Chart and figure data:
+ + +

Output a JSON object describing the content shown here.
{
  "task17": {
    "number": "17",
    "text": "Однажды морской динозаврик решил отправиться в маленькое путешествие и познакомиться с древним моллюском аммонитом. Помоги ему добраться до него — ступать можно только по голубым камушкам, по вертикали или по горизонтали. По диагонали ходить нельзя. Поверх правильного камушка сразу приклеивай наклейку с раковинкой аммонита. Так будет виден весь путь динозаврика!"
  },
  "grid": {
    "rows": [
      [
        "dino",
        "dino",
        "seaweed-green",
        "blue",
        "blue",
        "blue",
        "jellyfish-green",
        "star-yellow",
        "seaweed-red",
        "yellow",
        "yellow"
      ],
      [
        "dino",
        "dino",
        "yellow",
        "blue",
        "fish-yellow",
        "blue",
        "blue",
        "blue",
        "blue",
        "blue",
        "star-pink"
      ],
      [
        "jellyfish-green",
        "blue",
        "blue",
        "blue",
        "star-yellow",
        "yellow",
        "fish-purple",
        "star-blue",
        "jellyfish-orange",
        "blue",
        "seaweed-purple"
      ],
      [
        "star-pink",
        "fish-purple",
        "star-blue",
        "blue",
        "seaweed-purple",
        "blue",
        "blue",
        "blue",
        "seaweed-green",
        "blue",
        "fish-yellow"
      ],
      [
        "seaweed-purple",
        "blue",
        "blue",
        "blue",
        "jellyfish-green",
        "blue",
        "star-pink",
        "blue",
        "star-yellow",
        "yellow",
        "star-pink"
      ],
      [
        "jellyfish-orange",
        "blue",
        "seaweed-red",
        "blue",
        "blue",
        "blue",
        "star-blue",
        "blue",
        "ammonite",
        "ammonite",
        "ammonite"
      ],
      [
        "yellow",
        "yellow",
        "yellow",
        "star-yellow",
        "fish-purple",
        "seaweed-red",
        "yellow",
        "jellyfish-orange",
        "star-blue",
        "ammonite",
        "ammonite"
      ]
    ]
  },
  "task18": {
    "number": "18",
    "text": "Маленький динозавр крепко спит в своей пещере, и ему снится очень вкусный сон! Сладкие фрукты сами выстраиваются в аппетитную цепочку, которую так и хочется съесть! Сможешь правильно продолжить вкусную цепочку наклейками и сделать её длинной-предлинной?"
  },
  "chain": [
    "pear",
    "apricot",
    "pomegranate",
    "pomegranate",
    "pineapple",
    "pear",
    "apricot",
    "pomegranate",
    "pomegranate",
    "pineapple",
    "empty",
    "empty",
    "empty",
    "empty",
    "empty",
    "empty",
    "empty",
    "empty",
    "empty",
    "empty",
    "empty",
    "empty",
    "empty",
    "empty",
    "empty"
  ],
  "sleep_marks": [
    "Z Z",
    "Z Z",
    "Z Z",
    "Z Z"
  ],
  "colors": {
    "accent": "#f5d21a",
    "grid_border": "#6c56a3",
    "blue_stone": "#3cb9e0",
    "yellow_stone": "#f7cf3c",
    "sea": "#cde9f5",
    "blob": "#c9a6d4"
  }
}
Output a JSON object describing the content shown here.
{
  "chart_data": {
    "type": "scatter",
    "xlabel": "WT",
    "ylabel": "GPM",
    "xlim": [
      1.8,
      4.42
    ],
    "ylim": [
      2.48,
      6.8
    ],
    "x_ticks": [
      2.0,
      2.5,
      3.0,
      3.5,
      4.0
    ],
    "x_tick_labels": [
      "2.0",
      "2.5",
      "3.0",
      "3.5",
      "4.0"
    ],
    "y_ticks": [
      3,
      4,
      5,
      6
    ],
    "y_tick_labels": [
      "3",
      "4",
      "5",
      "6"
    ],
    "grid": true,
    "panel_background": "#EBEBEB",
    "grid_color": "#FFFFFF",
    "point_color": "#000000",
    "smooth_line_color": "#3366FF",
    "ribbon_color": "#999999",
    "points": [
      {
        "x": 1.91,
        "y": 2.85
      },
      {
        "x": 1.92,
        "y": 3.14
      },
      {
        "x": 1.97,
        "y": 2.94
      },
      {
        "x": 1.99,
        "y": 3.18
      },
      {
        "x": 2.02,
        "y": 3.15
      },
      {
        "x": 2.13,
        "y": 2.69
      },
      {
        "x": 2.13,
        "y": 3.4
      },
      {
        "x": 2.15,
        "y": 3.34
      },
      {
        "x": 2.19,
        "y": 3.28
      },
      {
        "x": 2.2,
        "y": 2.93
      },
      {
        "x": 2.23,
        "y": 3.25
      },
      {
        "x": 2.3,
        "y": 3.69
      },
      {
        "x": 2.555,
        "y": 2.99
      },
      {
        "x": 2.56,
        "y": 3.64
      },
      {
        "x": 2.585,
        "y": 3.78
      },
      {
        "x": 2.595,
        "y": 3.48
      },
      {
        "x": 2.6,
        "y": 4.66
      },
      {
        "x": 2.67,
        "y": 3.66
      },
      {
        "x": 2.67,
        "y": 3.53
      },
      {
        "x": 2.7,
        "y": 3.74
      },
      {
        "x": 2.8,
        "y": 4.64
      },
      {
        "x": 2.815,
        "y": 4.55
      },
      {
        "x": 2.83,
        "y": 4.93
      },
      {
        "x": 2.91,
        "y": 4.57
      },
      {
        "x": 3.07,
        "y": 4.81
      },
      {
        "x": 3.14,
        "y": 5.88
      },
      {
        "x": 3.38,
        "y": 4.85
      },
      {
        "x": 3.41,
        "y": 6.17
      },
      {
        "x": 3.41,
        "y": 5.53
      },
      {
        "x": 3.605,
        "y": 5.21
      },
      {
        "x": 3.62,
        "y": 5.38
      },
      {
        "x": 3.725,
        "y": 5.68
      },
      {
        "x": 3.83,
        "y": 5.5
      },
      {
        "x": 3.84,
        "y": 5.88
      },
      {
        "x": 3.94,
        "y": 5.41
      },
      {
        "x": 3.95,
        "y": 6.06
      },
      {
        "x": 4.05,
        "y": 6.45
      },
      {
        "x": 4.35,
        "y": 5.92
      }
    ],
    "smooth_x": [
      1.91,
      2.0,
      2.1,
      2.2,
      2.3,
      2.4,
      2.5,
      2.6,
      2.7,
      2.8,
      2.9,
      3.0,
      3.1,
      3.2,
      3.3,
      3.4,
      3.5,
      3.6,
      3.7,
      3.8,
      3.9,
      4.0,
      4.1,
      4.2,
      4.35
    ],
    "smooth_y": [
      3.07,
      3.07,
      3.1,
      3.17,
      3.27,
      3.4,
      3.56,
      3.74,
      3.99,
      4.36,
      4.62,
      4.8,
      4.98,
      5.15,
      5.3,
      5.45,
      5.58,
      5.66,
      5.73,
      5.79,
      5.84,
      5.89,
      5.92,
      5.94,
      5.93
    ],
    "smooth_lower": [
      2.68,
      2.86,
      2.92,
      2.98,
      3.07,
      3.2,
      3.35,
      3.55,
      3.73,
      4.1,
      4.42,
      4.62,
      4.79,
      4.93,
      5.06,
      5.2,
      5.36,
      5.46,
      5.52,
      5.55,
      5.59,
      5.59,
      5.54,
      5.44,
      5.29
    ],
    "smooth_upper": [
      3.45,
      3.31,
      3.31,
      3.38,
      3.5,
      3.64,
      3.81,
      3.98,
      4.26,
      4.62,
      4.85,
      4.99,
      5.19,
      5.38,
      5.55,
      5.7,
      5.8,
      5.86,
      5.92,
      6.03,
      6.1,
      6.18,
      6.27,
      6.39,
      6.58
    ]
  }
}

+ + +

» **EXERCISE DESCRIPTION**:
Give back the whole listing, word for word.

» **COMPLETE RESPONSE**:
Output a JSON object describing the content shown here.
{
  "task17": {
    "number": "17",
    "text": "Однажды морской динозаврик решил отправиться в маленькое путешествие и познакомиться с древним моллюском аммонитом. Помоги ему добраться до него — ступать можно только по голубым камушкам, по вертикали или по горизонтали. По диагонали ходить нельзя. Поверх правильного камушка сразу приклеивай наклейку с раковинкой аммонита. Так будет виден весь путь динозаврика!"
  },
  "grid": {
    "rows": [
      [
        "dino",
        "dino",
        "seaweed-green",
        "blue",
        "blue",
        "blue",
        "jellyfish-green",
        "star-yellow",
        "seaweed-red",
        "yellow",
        "yellow"
      ],
      [
        "dino",
        "dino",
        "yellow",
        "blue",
        "fish-yellow",
        "blue",
        "blue",
        "blue",
        "blue",
        "blue",
        "star-pink"
      ],
      [
        "jellyfish-green",
        "blue",
        "blue",
        "blue",
        "star-yellow",
        "yellow",
        "fish-purple",
        "star-blue",
        "jellyfish-orange",
        "blue",
        "seaweed-purple"
      ],
      [
        "star-pink",
        "fish-purple",
        "star-blue",
        "blue",
        "seaweed-purple",
        "blue",
        "blue",
        "blue",
        "seaweed-green",
        "blue",
        "fish-yellow"
      ],
      [
        "seaweed-purple",
        "blue",
        "blue",
        "blue",
        "jellyfish-green",
        "blue",
        "star-pink",
        "blue",
        "star-yellow",
        "yellow",
        "star-pink"
      ],
      [
        "jellyfish-orange",
        "blue",
        "seaweed-red",
        "blue",
        "blue",
        "blue",
        "star-blue",
        "blue",
        "ammonite",
        "ammonite",
        "ammonite"
      ],
      [
        "yellow",
        "yellow",
        "yellow",
        "star-yellow",
        "fish-purple",
        "seaweed-red",
        "yellow",
        "jellyfish-orange",
        "star-blue",
        "ammonite",
        "ammonite"
      ]
    ]
  },
  "task18": {
    "number": "18",
    "text": "Маленький динозавр крепко спит в своей пещере, и ему снится очень вкусный сон! Сладкие фрукты сами выстраиваются в аппетитную цепочку, которую так и хочется съесть! Сможешь правильно продолжить вкусную цепочку наклейками и сделать её длинной-предлинной?"
  },
  "chain": [
    "pear",
    "apricot",
    "pomegranate",
    "pomegranate",
    "pineapple",
    "pear",
    "apricot",
    "pomegranate",
    "pomegranate",
    "pineapple",
    "empty",
    "empty",
    "empty",
    "empty",
    "empty",
    "empty",
    "empty",
    "empty",
    "empty",
    "empty",
    "empty",
    "empty",
    "empty",
    "empty",
    "empty"
  ],
  "sleep_marks": [
    "Z Z",
    "Z Z",
    "Z Z",
    "Z Z"
  ],
  "colors": {
    "accent": "#f5d21a",
    "grid_border": "#6c56a3",
    "blue_stone": "#3cb9e0",
    "yellow_stone": "#f7cf3c",
    "sea": "#cde9f5",
    "blob": "#c9a6d4"
  }
}
Output a JSON object describing the content shown here.
{
  "chart_data": {
    "type": "scatter",
    "xlabel": "WT",
    "ylabel": "GPM",
    "xlim": [
      1.8,
      4.42
    ],
    "ylim": [
      2.48,
      6.8
    ],
    "x_ticks": [
      2.0,
      2.5,
      3.0,
      3.5,
      4.0
    ],
    "x_tick_labels": [
      "2.0",
      "2.5",
      "3.0",
      "3.5",
      "4.0"
    ],
    "y_ticks": [
      3,
      4,
      5,
      6
    ],
    "y_tick_labels": [
      "3",
      "4",
      "5",
      "6"
    ],
    "grid": true,
    "panel_background": "#EBEBEB",
    "grid_color": "#FFFFFF",
    "point_color": "#000000",
    "smooth_line_color": "#3366FF",
    "ribbon_color": "#999999",
    "points": [
      {
        "x": 1.91,
        "y": 2.85
      },
      {
        "x": 1.92,
        "y": 3.14
      },
      {
        "x": 1.97,
        "y": 2.94
      },
      {
        "x": 1.99,
        "y": 3.18
      },
      {
        "x": 2.02,
        "y": 3.15
      },
      {
        "x": 2.13,
        "y": 2.69
      },
      {
        "x": 2.13,
        "y": 3.4
      },
      {
        "x": 2.15,
        "y": 3.34
      },
      {
        "x": 2.19,
        "y": 3.28
      },
      {
        "x": 2.2,
        "y": 2.93
      },
      {
        "x": 2.23,
        "y": 3.25
      },
      {
        "x": 2.3,
        "y": 3.69
      },
      {
        "x": 2.555,
        "y": 2.99
      },
      {
        "x": 2.56,
        "y": 3.64
      },
      {
        "x": 2.585,
        "y": 3.78
      },
      {
        "x": 2.595,
        "y": 3.48
      },
      {
        "x": 2.6,
        "y": 4.66
      },
      {
        "x": 2.67,
        "y": 3.66
      },
      {
        "x": 2.67,
        "y": 3.53
      },
      {
        "x": 2.7,
        "y": 3.74
      },
      {
        "x": 2.8,
        "y": 4.64
      },
      {
        "x": 2.815,
        "y": 4.55
      },
      {
        "x": 2.83,
        "y": 4.93
      },
      {
        "x": 2.91,
        "y": 4.57
      },
      {
        "x": 3.07,
        "y": 4.81
      },
      {
        "x": 3.14,
        "y": 5.88
      },
      {
        "x": 3.38,
        "y": 4.85
      },
      {
        "x": 3.41,
        "y": 6.17
      },
      {
        "x": 3.41,
        "y": 5.53
      },
      {
        "x": 3.605,
        "y": 5.21
      },
      {
        "x": 3.62,
        "y": 5.38
      },
      {
        "x": 3.725,
        "y": 5.68
      },
      {
        "x": 3.83,
        "y": 5.5
      },
      {
        "x": 3.84,
        "y": 5.88
      },
      {
        "x": 3.94,
        "y": 5.41
      },
      {
        "x": 3.95,
        "y": 6.06
      },
      {
        "x": 4.05,
        "y": 6.45
      },
      {
        "x": 4.35,
        "y": 5.92
      }
    ],
    "smooth_x": [
      1.91,
      2.0,
      2.1,
      2.2,
      2.3,
      2.4,
      2.5,
      2.6,
      2.7,
      2.8,
      2.9,
      3.0,
      3.1,
      3.2,
      3.3,
      3.4,
      3.5,
      3.6,
      3.7,
      3.8,
      3.9,
      4.0,
      4.1,
      4.2,
      4.35
    ],
    "smooth_y": [
      3.07,
      3.07,
      3.1,
      3.17,
      3.27,
      3.4,
      3.56,
      3.74,
      3.99,
      4.36,
      4.62,
      4.8,
      4.98,
      5.15,
      5.3,
      5.45,
      5.58,
      5.66,
      5.73,
      5.79,
      5.84,
      5.89,
      5.92,
      5.94,
      5.93
    ],
    "smooth_lower": [
      2.68,
      2.86,
      2.92,
      2.98,
      3.07,
      3.2,
      3.35,
      3.55,
      3.73,
      4.1,
      4.42,
      4.62,
      4.79,
      4.93,
      5.06,
      5.2,
      5.36,
      5.46,
      5.52,
      5.55,
      5.59,
      5.59,
      5.54,
      5.44,
      5.29
    ],
    "smooth_upper": [
      3.45,
      3.31,
      3.31,
      3.38,
      3.5,
      3.64,
      3.81,
      3.98,
      4.26,
      4.62,
      4.85,
      4.99,
      5.19,
      5.38,
      5.55,
      5.7,
      5.8,
      5.86,
      5.92,
      6.03,
      6.1,
      6.18,
      6.27,
      6.39,
      6.58
    ]
  }
}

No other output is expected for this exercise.